**Set task:**
Your answer should be one number: the count of lines in these entries that hold the word "text".

**Excerpt from a dataset:**
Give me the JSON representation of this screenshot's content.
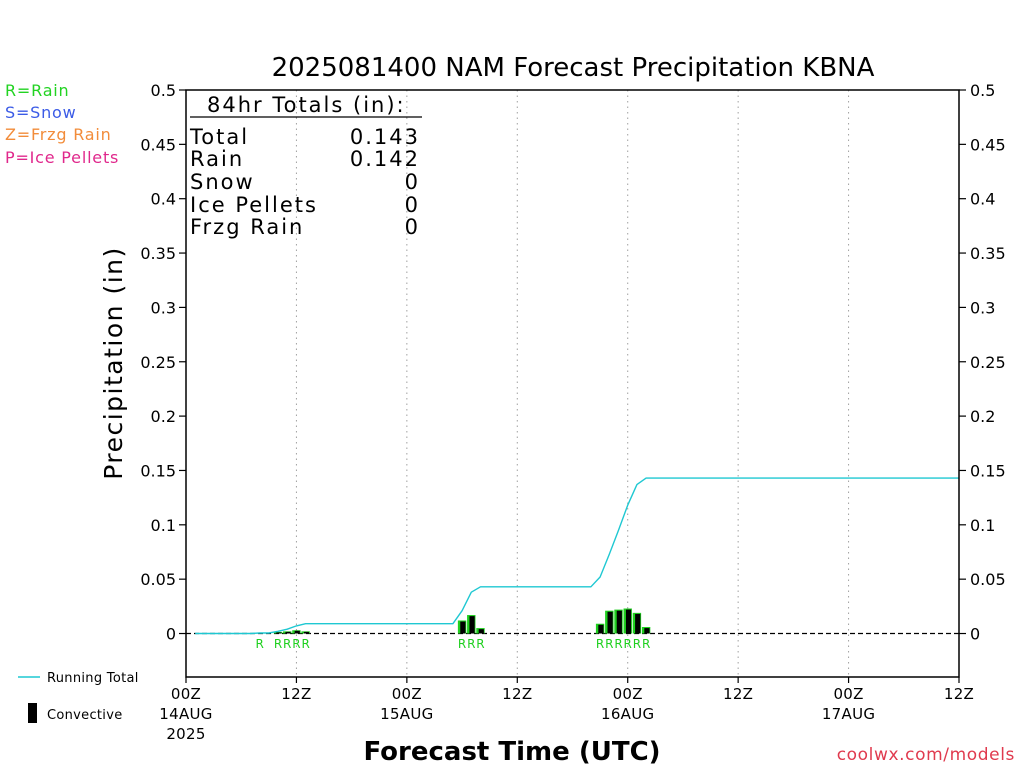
{
  "type_legend": [
    {
      "label": "R=Rain",
      "color": "#22d322"
    },
    {
      "label": "S=Snow",
      "color": "#3b5be6"
    },
    {
      "label": "Z=Frzg Rain",
      "color": "#f28c3a"
    },
    {
      "label": "P=Ice Pellets",
      "color": "#e0288c"
    }
  ],
  "totals": {
    "heading": "84hr Totals (in):",
    "rows": [
      {
        "label": "Total",
        "value": "0.143"
      },
      {
        "label": "Rain",
        "value": "0.142"
      },
      {
        "label": "Snow",
        "value": "0"
      },
      {
        "label": "Ice Pellets",
        "value": "0"
      },
      {
        "label": "Frzg Rain",
        "value": "0"
      }
    ]
  },
  "credit": {
    "text": "coolwx.com/models",
    "color": "#e03a4e"
  },
  "colors": {
    "grid": "#a0a0a0",
    "axes": "#000000"
  },
  "chart_data": {
    "type": "bar",
    "title": "2025081400 NAM Forecast Precipitation KBNA",
    "xlabel": "Forecast Time (UTC)",
    "ylabel": "Precipitation (in)",
    "xlim": [
      "2025-08-14T00:00Z",
      "2025-08-17T12:00Z"
    ],
    "ylim": [
      -0.04,
      0.5
    ],
    "grid": {
      "x": true,
      "y": false
    },
    "zero_line": true,
    "yticks": [
      "0",
      "0.05",
      "0.1",
      "0.15",
      "0.2",
      "0.25",
      "0.3",
      "0.35",
      "0.4",
      "0.45",
      "0.5"
    ],
    "xticks": [
      {
        "time": "2025-08-14T00:00Z",
        "label": [
          "00Z",
          "14AUG",
          "2025"
        ]
      },
      {
        "time": "2025-08-14T12:00Z",
        "label": [
          "12Z"
        ]
      },
      {
        "time": "2025-08-15T00:00Z",
        "label": [
          "00Z",
          "15AUG"
        ]
      },
      {
        "time": "2025-08-15T12:00Z",
        "label": [
          "12Z"
        ]
      },
      {
        "time": "2025-08-16T00:00Z",
        "label": [
          "00Z",
          "16AUG"
        ]
      },
      {
        "time": "2025-08-16T12:00Z",
        "label": [
          "12Z"
        ]
      },
      {
        "time": "2025-08-17T00:00Z",
        "label": [
          "00Z",
          "17AUG"
        ]
      },
      {
        "time": "2025-08-17T12:00Z",
        "label": [
          "12Z"
        ]
      }
    ],
    "series": [
      {
        "name": "Running Total",
        "type": "line",
        "color": "#1fc8d2",
        "x": [
          "2025-08-14T01:00Z",
          "2025-08-14T07:00Z",
          "2025-08-14T08:00Z",
          "2025-08-14T09:00Z",
          "2025-08-14T10:00Z",
          "2025-08-14T11:00Z",
          "2025-08-14T12:00Z",
          "2025-08-14T13:00Z",
          "2025-08-15T05:00Z",
          "2025-08-15T06:00Z",
          "2025-08-15T07:00Z",
          "2025-08-15T08:00Z",
          "2025-08-15T20:00Z",
          "2025-08-15T21:00Z",
          "2025-08-15T22:00Z",
          "2025-08-15T23:00Z",
          "2025-08-16T00:00Z",
          "2025-08-16T01:00Z",
          "2025-08-16T02:00Z",
          "2025-08-17T12:00Z"
        ],
        "y": [
          0,
          0,
          0.0005,
          0.0005,
          0.002,
          0.004,
          0.007,
          0.009,
          0.009,
          0.021,
          0.038,
          0.043,
          0.043,
          0.052,
          0.073,
          0.095,
          0.118,
          0.137,
          0.143,
          0.143
        ]
      },
      {
        "type": "bar",
        "color": "#1fd01f",
        "x": [
          "2025-08-14T08:00Z",
          "2025-08-14T10:00Z",
          "2025-08-14T11:00Z",
          "2025-08-14T12:00Z",
          "2025-08-14T13:00Z",
          "2025-08-15T06:00Z",
          "2025-08-15T07:00Z",
          "2025-08-15T08:00Z",
          "2025-08-15T21:00Z",
          "2025-08-15T22:00Z",
          "2025-08-15T23:00Z",
          "2025-08-16T00:00Z",
          "2025-08-16T01:00Z",
          "2025-08-16T02:00Z"
        ],
        "y": [
          0.0005,
          0.0015,
          0.002,
          0.003,
          0.002,
          0.012,
          0.017,
          0.005,
          0.009,
          0.021,
          0.022,
          0.023,
          0.019,
          0.006
        ],
        "type_letters": [
          "R",
          "R",
          "R",
          "R",
          "R",
          "R",
          "R",
          "R",
          "R",
          "R",
          "R",
          "R",
          "R",
          "R"
        ]
      },
      {
        "name": "Convective",
        "type": "bar",
        "color": "#000000",
        "x": [
          "2025-08-14T08:00Z",
          "2025-08-14T10:00Z",
          "2025-08-14T11:00Z",
          "2025-08-14T12:00Z",
          "2025-08-14T13:00Z",
          "2025-08-15T06:00Z",
          "2025-08-15T07:00Z",
          "2025-08-15T08:00Z",
          "2025-08-15T21:00Z",
          "2025-08-15T22:00Z",
          "2025-08-15T23:00Z",
          "2025-08-16T00:00Z",
          "2025-08-16T01:00Z",
          "2025-08-16T02:00Z"
        ],
        "y": [
          0.0005,
          0.001,
          0.0015,
          0.0025,
          0.0015,
          0.011,
          0.016,
          0.004,
          0.008,
          0.02,
          0.021,
          0.022,
          0.018,
          0.005
        ]
      }
    ]
  }
}
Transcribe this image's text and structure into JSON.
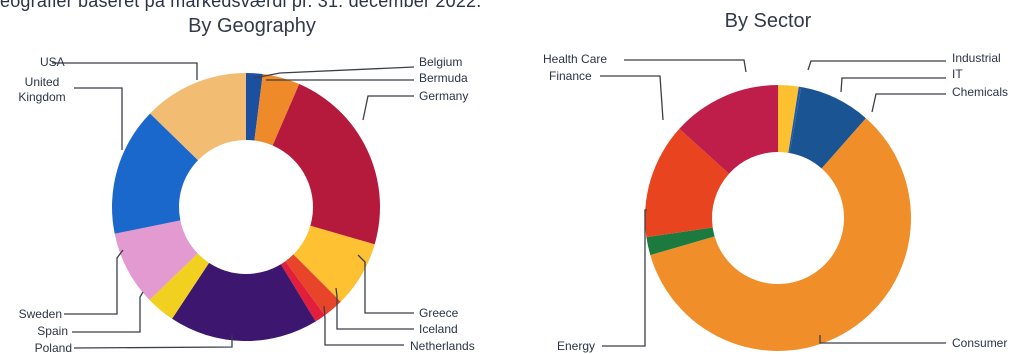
{
  "caption": "eografier baseret på markedsværdi pr. 31. december 2022.",
  "chart_data": [
    {
      "type": "pie",
      "title": "By Geography",
      "donut": true,
      "slices": [
        {
          "label": "Belgium",
          "value": 2,
          "color": "#1c4fa0"
        },
        {
          "label": "Bermuda",
          "value": 4.5,
          "color": "#ef8a2a"
        },
        {
          "label": "Germany",
          "value": 23,
          "color": "#b51a3c"
        },
        {
          "label": "Greece",
          "value": 8,
          "color": "#fdc131"
        },
        {
          "label": "Iceland",
          "value": 2.5,
          "color": "#e8442a"
        },
        {
          "label": "Netherlands",
          "value": 1.3,
          "color": "#e11f3c"
        },
        {
          "label": "Poland",
          "value": 18,
          "color": "#3d1670"
        },
        {
          "label": "Spain",
          "value": 3.5,
          "color": "#f2d020"
        },
        {
          "label": "Sweden",
          "value": 9,
          "color": "#e39ad1"
        },
        {
          "label": "United Kingdom",
          "value": 15.5,
          "color": "#1a68cc"
        },
        {
          "label": "USA",
          "value": 12.7,
          "color": "#f3bc73"
        }
      ]
    },
    {
      "type": "pie",
      "title": "By Sector",
      "donut": true,
      "slices": [
        {
          "label": "Industrial",
          "value": 2.5,
          "color": "#fcc030"
        },
        {
          "label": "IT",
          "value": 0.3,
          "color": "#1f5aa8"
        },
        {
          "label": "Chemicals",
          "value": 8.7,
          "color": "#1b5492"
        },
        {
          "label": "Consumer",
          "value": 59,
          "color": "#f08f2a"
        },
        {
          "label": "Energy",
          "value": 2.2,
          "color": "#1d7a3e"
        },
        {
          "label": "Finance",
          "value": 14,
          "color": "#e8441f"
        },
        {
          "label": "Health Care",
          "value": 13.3,
          "color": "#bf1d4a"
        }
      ]
    }
  ]
}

**Exercise result:**
2